* [GIVEN REQUEST]:
Pick every line with "milliers" from the material below.

* [EXERCISE DATA]:
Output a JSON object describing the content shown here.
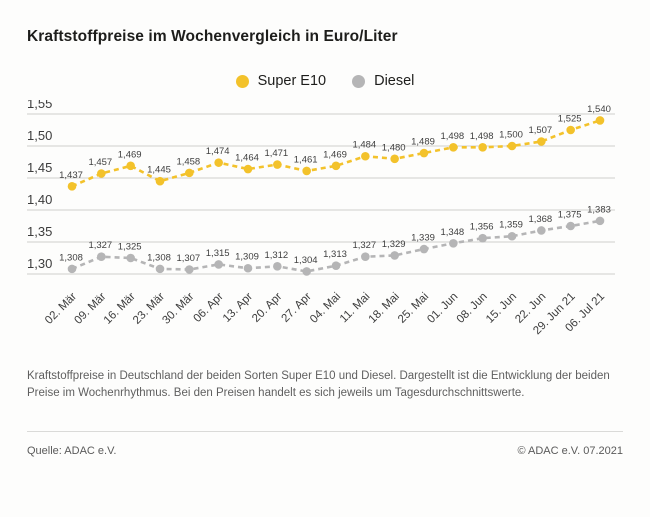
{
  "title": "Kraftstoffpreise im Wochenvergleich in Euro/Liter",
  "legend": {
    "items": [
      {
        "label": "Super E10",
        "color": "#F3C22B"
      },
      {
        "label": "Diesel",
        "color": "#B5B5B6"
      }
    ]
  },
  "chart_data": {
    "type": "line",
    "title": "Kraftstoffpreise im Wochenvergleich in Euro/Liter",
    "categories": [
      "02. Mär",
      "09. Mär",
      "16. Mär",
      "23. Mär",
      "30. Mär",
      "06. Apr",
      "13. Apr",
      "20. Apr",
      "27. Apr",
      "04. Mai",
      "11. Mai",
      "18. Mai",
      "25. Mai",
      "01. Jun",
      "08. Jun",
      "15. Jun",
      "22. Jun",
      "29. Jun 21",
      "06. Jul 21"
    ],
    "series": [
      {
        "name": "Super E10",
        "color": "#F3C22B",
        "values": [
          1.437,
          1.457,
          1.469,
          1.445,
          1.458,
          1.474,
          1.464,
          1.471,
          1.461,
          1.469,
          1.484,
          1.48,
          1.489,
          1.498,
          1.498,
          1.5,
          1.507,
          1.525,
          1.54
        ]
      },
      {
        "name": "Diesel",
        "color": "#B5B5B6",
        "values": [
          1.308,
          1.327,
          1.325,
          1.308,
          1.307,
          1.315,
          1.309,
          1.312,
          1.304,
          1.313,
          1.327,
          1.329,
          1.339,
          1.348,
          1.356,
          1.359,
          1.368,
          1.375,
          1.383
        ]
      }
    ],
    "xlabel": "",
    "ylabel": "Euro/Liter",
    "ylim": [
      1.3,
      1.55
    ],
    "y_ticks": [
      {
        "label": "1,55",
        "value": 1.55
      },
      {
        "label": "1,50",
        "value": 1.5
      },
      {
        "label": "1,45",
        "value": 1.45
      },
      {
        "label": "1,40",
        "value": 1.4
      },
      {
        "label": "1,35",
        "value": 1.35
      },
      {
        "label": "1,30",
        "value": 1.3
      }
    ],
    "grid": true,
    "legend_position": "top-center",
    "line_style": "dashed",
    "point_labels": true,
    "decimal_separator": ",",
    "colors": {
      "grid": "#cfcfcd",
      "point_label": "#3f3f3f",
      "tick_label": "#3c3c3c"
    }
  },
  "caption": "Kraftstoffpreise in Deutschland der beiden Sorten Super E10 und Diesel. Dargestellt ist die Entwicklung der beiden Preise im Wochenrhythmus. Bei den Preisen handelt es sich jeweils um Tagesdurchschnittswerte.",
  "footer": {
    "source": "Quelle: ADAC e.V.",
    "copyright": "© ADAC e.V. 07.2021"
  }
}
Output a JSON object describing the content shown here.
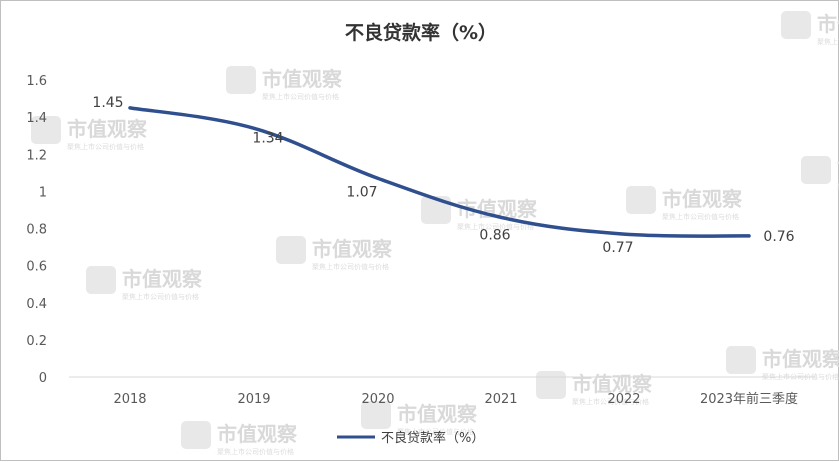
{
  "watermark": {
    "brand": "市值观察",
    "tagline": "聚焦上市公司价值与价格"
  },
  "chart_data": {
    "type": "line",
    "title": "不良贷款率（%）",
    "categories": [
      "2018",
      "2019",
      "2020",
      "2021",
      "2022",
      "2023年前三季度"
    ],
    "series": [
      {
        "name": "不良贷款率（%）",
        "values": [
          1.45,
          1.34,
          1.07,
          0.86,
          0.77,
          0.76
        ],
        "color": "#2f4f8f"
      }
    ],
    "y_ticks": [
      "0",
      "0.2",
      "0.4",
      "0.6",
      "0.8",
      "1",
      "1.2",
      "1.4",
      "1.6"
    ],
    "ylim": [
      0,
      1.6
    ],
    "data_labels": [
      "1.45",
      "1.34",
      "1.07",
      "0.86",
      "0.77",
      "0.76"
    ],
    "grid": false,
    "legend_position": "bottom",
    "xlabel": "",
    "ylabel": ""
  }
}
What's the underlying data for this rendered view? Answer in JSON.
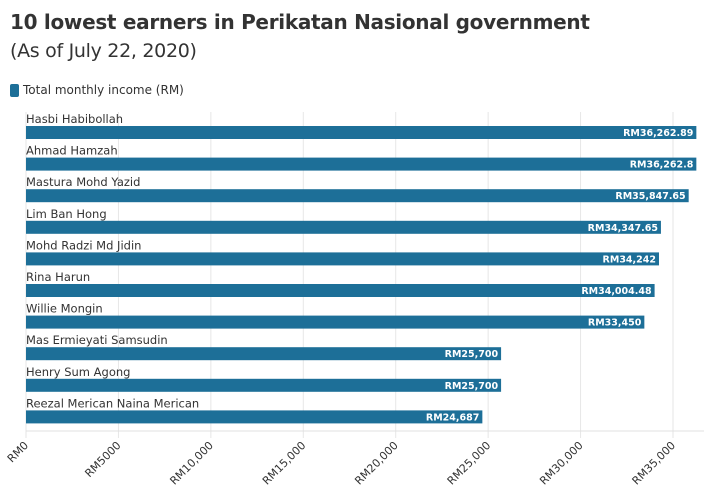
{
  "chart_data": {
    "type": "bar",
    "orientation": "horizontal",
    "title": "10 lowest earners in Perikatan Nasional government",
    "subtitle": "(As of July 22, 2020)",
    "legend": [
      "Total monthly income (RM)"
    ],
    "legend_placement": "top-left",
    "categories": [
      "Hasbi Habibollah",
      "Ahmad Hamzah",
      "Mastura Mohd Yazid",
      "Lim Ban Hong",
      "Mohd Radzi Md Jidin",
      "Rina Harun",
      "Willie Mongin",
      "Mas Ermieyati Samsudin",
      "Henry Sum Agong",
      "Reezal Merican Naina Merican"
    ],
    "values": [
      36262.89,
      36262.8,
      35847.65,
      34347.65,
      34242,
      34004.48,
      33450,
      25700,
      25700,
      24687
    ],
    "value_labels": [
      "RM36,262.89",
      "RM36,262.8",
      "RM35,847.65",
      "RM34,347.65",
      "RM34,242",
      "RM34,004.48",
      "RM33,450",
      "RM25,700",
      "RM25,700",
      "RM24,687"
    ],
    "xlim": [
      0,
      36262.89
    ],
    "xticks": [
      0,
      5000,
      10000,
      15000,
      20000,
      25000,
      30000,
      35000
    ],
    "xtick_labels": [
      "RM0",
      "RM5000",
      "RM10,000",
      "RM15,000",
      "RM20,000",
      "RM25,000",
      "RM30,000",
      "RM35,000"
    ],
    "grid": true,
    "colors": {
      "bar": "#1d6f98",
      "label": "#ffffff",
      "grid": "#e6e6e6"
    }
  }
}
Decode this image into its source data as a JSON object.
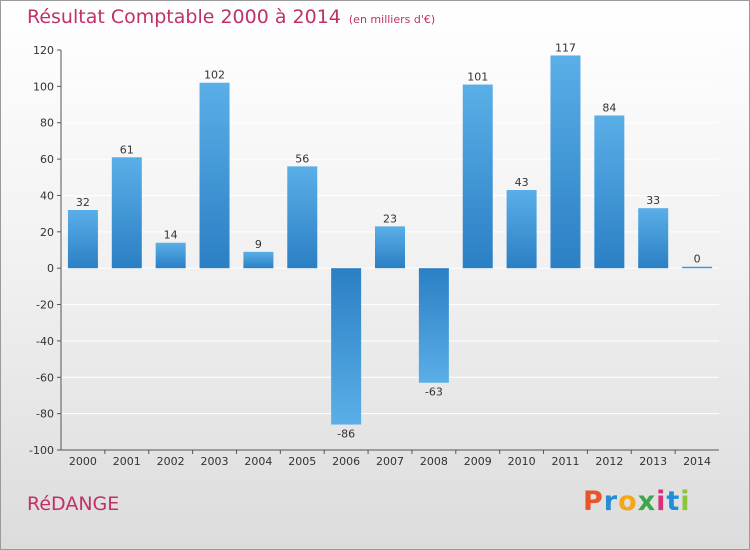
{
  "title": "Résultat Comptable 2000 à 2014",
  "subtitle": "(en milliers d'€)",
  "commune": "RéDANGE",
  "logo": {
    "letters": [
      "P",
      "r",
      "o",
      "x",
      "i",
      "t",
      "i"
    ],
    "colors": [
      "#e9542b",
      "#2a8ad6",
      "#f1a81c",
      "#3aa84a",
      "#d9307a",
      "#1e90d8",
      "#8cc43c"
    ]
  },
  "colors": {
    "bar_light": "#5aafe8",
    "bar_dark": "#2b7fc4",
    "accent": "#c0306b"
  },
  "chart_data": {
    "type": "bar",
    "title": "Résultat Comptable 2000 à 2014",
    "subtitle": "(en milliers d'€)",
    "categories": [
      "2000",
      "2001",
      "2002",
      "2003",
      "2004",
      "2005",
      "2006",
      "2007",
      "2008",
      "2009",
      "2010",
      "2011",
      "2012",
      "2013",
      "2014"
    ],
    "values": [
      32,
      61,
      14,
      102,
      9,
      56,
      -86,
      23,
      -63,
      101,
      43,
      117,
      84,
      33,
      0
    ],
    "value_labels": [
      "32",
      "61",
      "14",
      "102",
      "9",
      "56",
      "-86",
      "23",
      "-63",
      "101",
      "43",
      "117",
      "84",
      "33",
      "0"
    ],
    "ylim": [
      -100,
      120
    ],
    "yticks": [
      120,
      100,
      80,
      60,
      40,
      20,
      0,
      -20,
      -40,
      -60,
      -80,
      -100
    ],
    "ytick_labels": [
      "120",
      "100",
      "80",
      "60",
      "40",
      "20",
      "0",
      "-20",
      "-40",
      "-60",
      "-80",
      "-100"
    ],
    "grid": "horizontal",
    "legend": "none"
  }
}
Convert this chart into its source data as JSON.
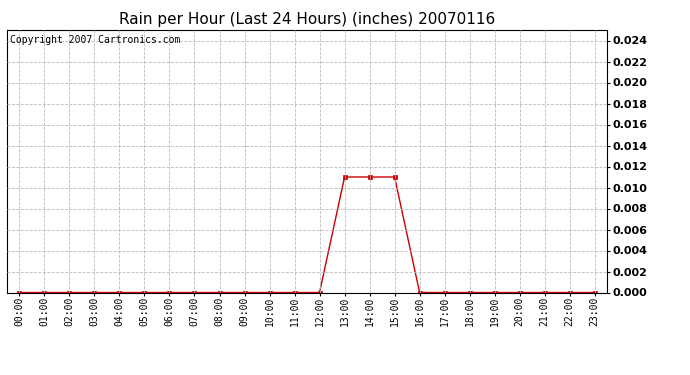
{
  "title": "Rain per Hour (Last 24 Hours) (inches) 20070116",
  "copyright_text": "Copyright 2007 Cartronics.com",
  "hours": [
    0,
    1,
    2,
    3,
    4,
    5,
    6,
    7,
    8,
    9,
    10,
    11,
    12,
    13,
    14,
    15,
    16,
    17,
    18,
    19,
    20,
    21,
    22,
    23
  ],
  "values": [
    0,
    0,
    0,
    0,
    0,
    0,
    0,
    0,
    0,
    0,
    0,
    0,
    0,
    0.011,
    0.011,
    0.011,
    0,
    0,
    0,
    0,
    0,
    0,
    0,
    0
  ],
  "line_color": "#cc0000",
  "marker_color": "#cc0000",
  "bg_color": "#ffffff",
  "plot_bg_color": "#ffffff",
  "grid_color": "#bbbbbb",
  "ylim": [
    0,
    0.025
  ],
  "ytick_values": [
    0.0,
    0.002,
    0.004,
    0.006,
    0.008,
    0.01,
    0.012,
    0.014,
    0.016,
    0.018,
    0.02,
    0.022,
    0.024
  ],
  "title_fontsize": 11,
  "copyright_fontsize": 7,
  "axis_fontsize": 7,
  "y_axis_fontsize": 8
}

* [RESPONSE TO THE EXERCISE]:
  "subtitle": "(en milliers d'€)",
    "subtitle": "(en milliers d'€)",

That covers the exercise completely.